DIRECTION: Print, exactly and completely, every entry in the data.

┄┄┄┄┄┄

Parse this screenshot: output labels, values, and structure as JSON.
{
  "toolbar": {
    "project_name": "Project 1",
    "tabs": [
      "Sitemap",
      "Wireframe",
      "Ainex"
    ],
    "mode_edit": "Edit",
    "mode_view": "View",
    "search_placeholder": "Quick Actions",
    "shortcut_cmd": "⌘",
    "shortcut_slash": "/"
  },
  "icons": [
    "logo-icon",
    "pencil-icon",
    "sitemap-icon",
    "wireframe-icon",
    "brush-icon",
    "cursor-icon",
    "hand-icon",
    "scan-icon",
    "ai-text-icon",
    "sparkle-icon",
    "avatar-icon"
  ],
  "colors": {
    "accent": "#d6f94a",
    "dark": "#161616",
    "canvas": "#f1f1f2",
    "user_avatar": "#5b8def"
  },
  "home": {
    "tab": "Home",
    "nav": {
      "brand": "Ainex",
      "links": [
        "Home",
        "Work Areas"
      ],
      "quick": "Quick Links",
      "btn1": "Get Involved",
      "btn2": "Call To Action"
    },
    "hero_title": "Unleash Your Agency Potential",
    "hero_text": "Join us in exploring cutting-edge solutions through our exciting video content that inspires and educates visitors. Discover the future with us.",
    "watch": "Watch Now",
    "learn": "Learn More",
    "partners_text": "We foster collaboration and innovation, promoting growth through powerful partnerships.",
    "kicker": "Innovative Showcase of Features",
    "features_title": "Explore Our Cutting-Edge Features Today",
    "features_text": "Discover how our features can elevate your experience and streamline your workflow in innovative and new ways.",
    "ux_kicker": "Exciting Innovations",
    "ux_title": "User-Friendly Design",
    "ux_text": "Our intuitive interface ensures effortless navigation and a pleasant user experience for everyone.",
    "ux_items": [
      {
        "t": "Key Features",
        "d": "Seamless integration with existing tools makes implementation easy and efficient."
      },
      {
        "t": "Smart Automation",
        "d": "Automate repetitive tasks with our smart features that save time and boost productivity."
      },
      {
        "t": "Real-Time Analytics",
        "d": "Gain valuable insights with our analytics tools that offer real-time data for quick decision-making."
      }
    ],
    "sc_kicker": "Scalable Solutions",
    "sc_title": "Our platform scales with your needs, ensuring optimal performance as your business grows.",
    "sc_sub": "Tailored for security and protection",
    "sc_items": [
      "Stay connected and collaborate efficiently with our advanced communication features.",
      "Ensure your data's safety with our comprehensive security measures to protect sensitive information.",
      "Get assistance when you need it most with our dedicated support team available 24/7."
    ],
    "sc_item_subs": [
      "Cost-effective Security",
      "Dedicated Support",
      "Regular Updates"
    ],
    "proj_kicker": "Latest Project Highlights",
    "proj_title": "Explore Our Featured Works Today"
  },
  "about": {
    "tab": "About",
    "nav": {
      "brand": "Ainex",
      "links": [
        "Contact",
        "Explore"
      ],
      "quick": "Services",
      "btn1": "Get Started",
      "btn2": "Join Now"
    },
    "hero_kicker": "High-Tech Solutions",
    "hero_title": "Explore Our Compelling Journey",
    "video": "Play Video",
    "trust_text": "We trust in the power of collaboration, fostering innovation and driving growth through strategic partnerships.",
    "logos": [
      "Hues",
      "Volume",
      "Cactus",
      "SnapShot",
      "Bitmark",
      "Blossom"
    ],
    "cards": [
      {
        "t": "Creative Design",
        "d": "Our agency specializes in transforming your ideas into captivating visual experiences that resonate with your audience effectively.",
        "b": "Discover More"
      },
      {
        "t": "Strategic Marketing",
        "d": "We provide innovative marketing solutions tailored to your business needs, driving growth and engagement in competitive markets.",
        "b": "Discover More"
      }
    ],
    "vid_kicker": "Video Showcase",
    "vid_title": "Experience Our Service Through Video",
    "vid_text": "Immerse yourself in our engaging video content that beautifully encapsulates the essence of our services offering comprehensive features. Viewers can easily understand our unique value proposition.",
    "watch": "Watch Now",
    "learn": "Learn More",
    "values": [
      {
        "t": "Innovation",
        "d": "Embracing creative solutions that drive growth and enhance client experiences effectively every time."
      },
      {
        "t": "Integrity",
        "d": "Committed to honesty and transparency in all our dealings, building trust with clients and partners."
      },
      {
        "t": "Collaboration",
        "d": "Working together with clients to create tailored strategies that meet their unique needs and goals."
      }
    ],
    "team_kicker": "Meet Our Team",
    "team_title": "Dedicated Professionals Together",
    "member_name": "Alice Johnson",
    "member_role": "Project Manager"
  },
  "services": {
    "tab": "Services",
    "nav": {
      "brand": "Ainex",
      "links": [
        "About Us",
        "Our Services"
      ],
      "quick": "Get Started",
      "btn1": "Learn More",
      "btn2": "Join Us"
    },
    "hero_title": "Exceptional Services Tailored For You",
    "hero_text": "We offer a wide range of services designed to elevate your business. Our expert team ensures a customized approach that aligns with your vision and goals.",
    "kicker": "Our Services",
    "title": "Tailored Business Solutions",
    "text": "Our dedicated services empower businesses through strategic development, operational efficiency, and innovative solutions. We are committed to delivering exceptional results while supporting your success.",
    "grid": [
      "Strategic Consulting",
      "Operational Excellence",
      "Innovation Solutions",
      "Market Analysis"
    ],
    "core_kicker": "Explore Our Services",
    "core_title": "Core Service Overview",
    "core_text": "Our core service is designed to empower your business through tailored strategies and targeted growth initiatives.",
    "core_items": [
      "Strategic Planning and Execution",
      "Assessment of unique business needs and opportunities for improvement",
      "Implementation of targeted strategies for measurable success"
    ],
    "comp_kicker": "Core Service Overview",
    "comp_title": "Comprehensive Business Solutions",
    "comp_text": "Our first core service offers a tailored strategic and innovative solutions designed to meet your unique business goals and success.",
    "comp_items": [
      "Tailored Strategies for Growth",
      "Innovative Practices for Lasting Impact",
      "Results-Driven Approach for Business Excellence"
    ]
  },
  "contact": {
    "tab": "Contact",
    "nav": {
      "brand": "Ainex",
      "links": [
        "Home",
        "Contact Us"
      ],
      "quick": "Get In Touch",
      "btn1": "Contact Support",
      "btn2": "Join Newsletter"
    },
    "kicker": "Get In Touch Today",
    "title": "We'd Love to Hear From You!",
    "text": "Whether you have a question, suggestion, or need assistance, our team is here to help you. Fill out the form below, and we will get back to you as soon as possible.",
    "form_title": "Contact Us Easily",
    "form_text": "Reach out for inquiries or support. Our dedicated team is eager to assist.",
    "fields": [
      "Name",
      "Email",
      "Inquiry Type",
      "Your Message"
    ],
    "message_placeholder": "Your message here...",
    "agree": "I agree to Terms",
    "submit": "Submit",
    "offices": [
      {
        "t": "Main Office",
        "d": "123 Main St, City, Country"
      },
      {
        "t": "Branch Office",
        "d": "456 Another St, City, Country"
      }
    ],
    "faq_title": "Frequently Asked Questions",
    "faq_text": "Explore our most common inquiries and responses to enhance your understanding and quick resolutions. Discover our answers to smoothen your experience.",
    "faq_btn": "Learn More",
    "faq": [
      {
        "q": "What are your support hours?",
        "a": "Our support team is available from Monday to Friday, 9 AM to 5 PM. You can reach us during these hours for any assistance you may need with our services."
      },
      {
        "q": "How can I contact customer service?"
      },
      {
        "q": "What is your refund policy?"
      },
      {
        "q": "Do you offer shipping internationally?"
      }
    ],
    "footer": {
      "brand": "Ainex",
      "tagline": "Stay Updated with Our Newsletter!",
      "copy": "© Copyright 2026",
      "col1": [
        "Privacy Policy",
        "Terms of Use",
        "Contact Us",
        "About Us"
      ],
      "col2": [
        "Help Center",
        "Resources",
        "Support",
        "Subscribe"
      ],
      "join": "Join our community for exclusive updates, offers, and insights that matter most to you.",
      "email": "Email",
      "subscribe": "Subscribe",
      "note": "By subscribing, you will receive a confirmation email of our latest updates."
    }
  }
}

┄┄┄┄┄┄

RESULT:
Parse this screenshot: output labels, values, and structure as JSON.
{
  "toolbar": {
    "project_name": "Project 1",
    "tabs": [
      "Sitemap",
      "Wireframe",
      "Ainex"
    ],
    "mode_edit": "Edit",
    "mode_view": "View",
    "search_placeholder": "Quick Actions",
    "shortcut_cmd": "⌘",
    "shortcut_slash": "/"
  },
  "icons": [
    "logo-icon",
    "pencil-icon",
    "sitemap-icon",
    "wireframe-icon",
    "brush-icon",
    "cursor-icon",
    "hand-icon",
    "scan-icon",
    "ai-text-icon",
    "sparkle-icon",
    "avatar-icon"
  ],
  "colors": {
    "accent": "#d6f94a",
    "dark": "#161616",
    "canvas": "#f1f1f2",
    "user_avatar": "#5b8def"
  },
  "home": {
    "tab": "Home",
    "nav": {
      "brand": "Ainex",
      "links": [
        "Home",
        "Work Areas"
      ],
      "quick": "Quick Links",
      "btn1": "Get Involved",
      "btn2": "Call To Action"
    },
    "hero_title": "Unleash Your Agency Potential",
    "hero_text": "Join us in exploring cutting-edge solutions through our exciting video content that inspires and educates visitors. Discover the future with us.",
    "watch": "Watch Now",
    "learn": "Learn More",
    "partners_text": "We foster collaboration and innovation, promoting growth through powerful partnerships.",
    "kicker": "Innovative Showcase of Features",
    "features_title": "Explore Our Cutting-Edge Features Today",
    "features_text": "Discover how our features can elevate your experience and streamline your workflow in innovative and new ways.",
    "ux_kicker": "Exciting Innovations",
    "ux_title": "User-Friendly Design",
    "ux_text": "Our intuitive interface ensures effortless navigation and a pleasant user experience for everyone.",
    "ux_items": [
      {
        "t": "Key Features",
        "d": "Seamless integration with existing tools makes implementation easy and efficient."
      },
      {
        "t": "Smart Automation",
        "d": "Automate repetitive tasks with our smart features that save time and boost productivity."
      },
      {
        "t": "Real-Time Analytics",
        "d": "Gain valuable insights with our analytics tools that offer real-time data for quick decision-making."
      }
    ],
    "sc_kicker": "Scalable Solutions",
    "sc_title": "Our platform scales with your needs, ensuring optimal performance as your business grows.",
    "sc_sub": "Tailored for security and protection",
    "sc_items": [
      "Stay connected and collaborate efficiently with our advanced communication features.",
      "Ensure your data's safety with our comprehensive security measures to protect sensitive information.",
      "Get assistance when you need it most with our dedicated support team available 24/7."
    ],
    "sc_item_subs": [
      "Cost-effective Security",
      "Dedicated Support",
      "Regular Updates"
    ],
    "proj_kicker": "Latest Project Highlights",
    "proj_title": "Explore Our Featured Works Today"
  },
  "about": {
    "tab": "About",
    "nav": {
      "brand": "Ainex",
      "links": [
        "Contact",
        "Explore"
      ],
      "quick": "Services",
      "btn1": "Get Started",
      "btn2": "Join Now"
    },
    "hero_kicker": "High-Tech Solutions",
    "hero_title": "Explore Our Compelling Journey",
    "video": "Play Video",
    "trust_text": "We trust in the power of collaboration, fostering innovation and driving growth through strategic partnerships.",
    "logos": [
      "Hues",
      "Volume",
      "Cactus",
      "SnapShot",
      "Bitmark",
      "Blossom"
    ],
    "cards": [
      {
        "t": "Creative Design",
        "d": "Our agency specializes in transforming your ideas into captivating visual experiences that resonate with your audience effectively.",
        "b": "Discover More"
      },
      {
        "t": "Strategic Marketing",
        "d": "We provide innovative marketing solutions tailored to your business needs, driving growth and engagement in competitive markets.",
        "b": "Discover More"
      }
    ],
    "vid_kicker": "Video Showcase",
    "vid_title": "Experience Our Service Through Video",
    "vid_text": "Immerse yourself in our engaging video content that beautifully encapsulates the essence of our services offering comprehensive features. Viewers can easily understand our unique value proposition.",
    "watch": "Watch Now",
    "learn": "Learn More",
    "values": [
      {
        "t": "Innovation",
        "d": "Embracing creative solutions that drive growth and enhance client experiences effectively every time."
      },
      {
        "t": "Integrity",
        "d": "Committed to honesty and transparency in all our dealings, building trust with clients and partners."
      },
      {
        "t": "Collaboration",
        "d": "Working together with clients to create tailored strategies that meet their unique needs and goals."
      }
    ],
    "team_kicker": "Meet Our Team",
    "team_title": "Dedicated Professionals Together",
    "member_name": "Alice Johnson",
    "member_role": "Project Manager"
  },
  "services": {
    "tab": "Services",
    "nav": {
      "brand": "Ainex",
      "links": [
        "About Us",
        "Our Services"
      ],
      "quick": "Get Started",
      "btn1": "Learn More",
      "btn2": "Join Us"
    },
    "hero_title": "Exceptional Services Tailored For You",
    "hero_text": "We offer a wide range of services designed to elevate your business. Our expert team ensures a customized approach that aligns with your vision and goals.",
    "kicker": "Our Services",
    "title": "Tailored Business Solutions",
    "text": "Our dedicated services empower businesses through strategic development, operational efficiency, and innovative solutions. We are committed to delivering exceptional results while supporting your success.",
    "grid": [
      "Strategic Consulting",
      "Operational Excellence",
      "Innovation Solutions",
      "Market Analysis"
    ],
    "core_kicker": "Explore Our Services",
    "core_title": "Core Service Overview",
    "core_text": "Our core service is designed to empower your business through tailored strategies and targeted growth initiatives.",
    "core_items": [
      "Strategic Planning and Execution",
      "Assessment of unique business needs and opportunities for improvement",
      "Implementation of targeted strategies for measurable success"
    ],
    "comp_kicker": "Core Service Overview",
    "comp_title": "Comprehensive Business Solutions",
    "comp_text": "Our first core service offers a tailored strategic and innovative solutions designed to meet your unique business goals and success.",
    "comp_items": [
      "Tailored Strategies for Growth",
      "Innovative Practices for Lasting Impact",
      "Results-Driven Approach for Business Excellence"
    ]
  },
  "contact": {
    "tab": "Contact",
    "nav": {
      "brand": "Ainex",
      "links": [
        "Home",
        "Contact Us"
      ],
      "quick": "Get In Touch",
      "btn1": "Contact Support",
      "btn2": "Join Newsletter"
    },
    "kicker": "Get In Touch Today",
    "title": "We'd Love to Hear From You!",
    "text": "Whether you have a question, suggestion, or need assistance, our team is here to help you. Fill out the form below, and we will get back to you as soon as possible.",
    "form_title": "Contact Us Easily",
    "form_text": "Reach out for inquiries or support. Our dedicated team is eager to assist.",
    "fields": [
      "Name",
      "Email",
      "Inquiry Type",
      "Your Message"
    ],
    "message_placeholder": "Your message here...",
    "agree": "I agree to Terms",
    "submit": "Submit",
    "offices": [
      {
        "t": "Main Office",
        "d": "123 Main St, City, Country"
      },
      {
        "t": "Branch Office",
        "d": "456 Another St, City, Country"
      }
    ],
    "faq_title": "Frequently Asked Questions",
    "faq_text": "Explore our most common inquiries and responses to enhance your understanding and quick resolutions. Discover our answers to smoothen your experience.",
    "faq_btn": "Learn More",
    "faq": [
      {
        "q": "What are your support hours?",
        "a": "Our support team is available from Monday to Friday, 9 AM to 5 PM. You can reach us during these hours for any assistance you may need with our services."
      },
      {
        "q": "How can I contact customer service?"
      },
      {
        "q": "What is your refund policy?"
      },
      {
        "q": "Do you offer shipping internationally?"
      }
    ],
    "footer": {
      "brand": "Ainex",
      "tagline": "Stay Updated with Our Newsletter!",
      "copy": "© Copyright 2026",
      "col1": [
        "Privacy Policy",
        "Terms of Use",
        "Contact Us",
        "About Us"
      ],
      "col2": [
        "Help Center",
        "Resources",
        "Support",
        "Subscribe"
      ],
      "join": "Join our community for exclusive updates, offers, and insights that matter most to you.",
      "email": "Email",
      "subscribe": "Subscribe",
      "note": "By subscribing, you will receive a confirmation email of our latest updates."
    }
  }
}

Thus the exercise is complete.